▶ _Exercícios_:
1 - Atualize o trecho do texto sobre a Escola da Várzea que começa com as palavras "O processo de" e termina com "as crianças pobres.", substituindo "Junta de Paróquia dos Ginetes" por "Junta de Freguesia dos Ginetes".
2 - Responda às seguintes perguntas com base no texto sobre a Escola da Várzea:
(a) Em que data foi lavrada a ata referida no texto?
(b) Que subsídio ofereceu a Junta de Paróquia para o mobiliário escolar?
(c) Quantos cursos noturnos estavam a funcionar no ano de 1886?

▶ _Excerto_:
○ ○ ○ ○ ○
Escola da Várzea

O processo de criação da Escola Mista da Várzea remonta aos finais do Século XIX, por requerimento da Junta de Paróquia dos Ginetes, – presidida pelo ilustríssimo Frederico Jácome Correia –, ao Governador Civil do Distrito, conforme ata lavrada em 16 de Novembro de 1879.

Foi no decorrer do ano escolar de 1885/1886 que foi criada, por decreto régio a Escola Pública da Várzea, a qual funcionou logo após à aquisição de instalações adequadas, por parte da Câmara Municipal de Ponta Delgada e da Junta de Paróquia dos Ginetes. A referida Junta de Paróquia ofereceu um subsídio de 15.000rs para o mobiliário escolar, assumindo o encargo com a residência de professores, livros e material escolar para as crianças pobres.

A criação da Escola Mista da Várzea representou um dos mais importantes acontecimentos registados na vida deste Lugar, para além de se inscrever num ciclo cultural que marcou uma das épocas de maior representatividade na história local e dos Açores.

Importa referir que já no ano de 1886, a escolas públicas e particulares existentes em São Miguel, eram de 116 estabelecimentos, estando ainda a funcionar 8 cursos noturnos, com a ajuda dos Municípios e das Juntas de Paróquia.
○ ○ ○ ○ ○
▶ _Registos_:
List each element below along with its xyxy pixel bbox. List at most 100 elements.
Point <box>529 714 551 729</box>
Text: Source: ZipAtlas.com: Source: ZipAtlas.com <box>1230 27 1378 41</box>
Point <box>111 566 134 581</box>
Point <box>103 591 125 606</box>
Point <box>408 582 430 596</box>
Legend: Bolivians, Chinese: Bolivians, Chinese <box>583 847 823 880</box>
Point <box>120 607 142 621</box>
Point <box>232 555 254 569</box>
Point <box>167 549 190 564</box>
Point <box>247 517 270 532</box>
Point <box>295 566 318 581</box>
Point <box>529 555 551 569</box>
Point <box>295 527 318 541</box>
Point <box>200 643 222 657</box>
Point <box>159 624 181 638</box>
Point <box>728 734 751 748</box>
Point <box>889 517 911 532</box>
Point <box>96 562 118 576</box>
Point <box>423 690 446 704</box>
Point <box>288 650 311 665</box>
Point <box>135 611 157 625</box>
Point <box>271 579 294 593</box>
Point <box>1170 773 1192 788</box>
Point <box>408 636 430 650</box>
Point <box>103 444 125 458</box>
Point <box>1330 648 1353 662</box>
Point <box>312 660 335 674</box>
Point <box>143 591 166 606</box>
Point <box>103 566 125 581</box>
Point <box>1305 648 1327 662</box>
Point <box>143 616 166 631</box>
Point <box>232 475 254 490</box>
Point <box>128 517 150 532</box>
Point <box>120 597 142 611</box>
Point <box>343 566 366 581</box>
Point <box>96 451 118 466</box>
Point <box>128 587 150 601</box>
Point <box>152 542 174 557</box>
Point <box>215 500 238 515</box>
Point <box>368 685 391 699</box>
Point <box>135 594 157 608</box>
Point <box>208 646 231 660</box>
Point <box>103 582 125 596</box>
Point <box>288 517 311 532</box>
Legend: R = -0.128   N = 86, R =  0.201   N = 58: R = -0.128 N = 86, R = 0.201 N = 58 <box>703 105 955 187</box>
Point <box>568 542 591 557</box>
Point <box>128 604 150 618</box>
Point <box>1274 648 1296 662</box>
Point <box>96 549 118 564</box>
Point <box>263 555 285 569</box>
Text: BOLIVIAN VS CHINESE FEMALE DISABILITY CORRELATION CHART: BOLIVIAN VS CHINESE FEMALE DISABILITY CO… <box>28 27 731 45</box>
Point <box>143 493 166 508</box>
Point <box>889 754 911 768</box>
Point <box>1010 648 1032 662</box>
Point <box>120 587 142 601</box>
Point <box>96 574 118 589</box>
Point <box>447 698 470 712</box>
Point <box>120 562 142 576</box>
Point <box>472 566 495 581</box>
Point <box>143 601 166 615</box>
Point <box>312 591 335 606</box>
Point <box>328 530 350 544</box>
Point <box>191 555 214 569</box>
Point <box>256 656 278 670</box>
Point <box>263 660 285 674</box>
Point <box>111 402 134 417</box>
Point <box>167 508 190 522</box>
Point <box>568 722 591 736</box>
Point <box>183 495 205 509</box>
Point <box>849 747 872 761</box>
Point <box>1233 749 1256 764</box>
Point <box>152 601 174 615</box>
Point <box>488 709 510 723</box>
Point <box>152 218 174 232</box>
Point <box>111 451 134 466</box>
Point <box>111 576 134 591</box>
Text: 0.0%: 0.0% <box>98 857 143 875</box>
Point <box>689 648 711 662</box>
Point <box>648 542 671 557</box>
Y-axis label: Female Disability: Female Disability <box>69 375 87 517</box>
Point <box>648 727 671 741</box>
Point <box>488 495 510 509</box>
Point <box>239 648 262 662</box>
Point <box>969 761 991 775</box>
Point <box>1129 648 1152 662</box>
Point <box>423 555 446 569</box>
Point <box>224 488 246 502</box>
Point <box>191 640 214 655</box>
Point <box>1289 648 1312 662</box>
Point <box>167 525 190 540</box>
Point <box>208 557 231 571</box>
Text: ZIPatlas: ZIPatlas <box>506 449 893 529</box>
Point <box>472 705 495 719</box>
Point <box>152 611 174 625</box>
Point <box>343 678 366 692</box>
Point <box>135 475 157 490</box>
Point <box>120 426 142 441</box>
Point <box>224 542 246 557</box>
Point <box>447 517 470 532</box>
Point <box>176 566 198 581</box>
○ ○ ○ ○ ○
▶ _Resultados_:
1 -
O processo de criação da Escola Mista da Várzea remonta aos finais do Século XIX, por requerimento da Junta de Freguesia dos Ginetes, – presidida pelo ilustríssimo Frederico Jácome Correia –, ao Governador Civil do Distrito, conforme ata lavrada em 16 de Novembro de 1879.

Foi no decorrer do ano escolar de 1885/1886 que foi criada, por decreto régio a Escola Pública da Várzea, a qual funcionou logo após à aquisição de instalações adequadas, por parte da Câmara Municipal de Ponta Delgada e da Junta de Freguesia dos Ginetes. A referida Junta de Paróquia ofereceu um subsídio de 15.000rs para o mobiliário escolar, assumindo o encargo com a residência de professores, livros e material escolar para as crianças pobres.

2 -
(a) Em 16 de Novembro de 1879.
(b) Um subsídio de 15.000rs.
(c) Estavam a funcionar 8 cursos noturnos.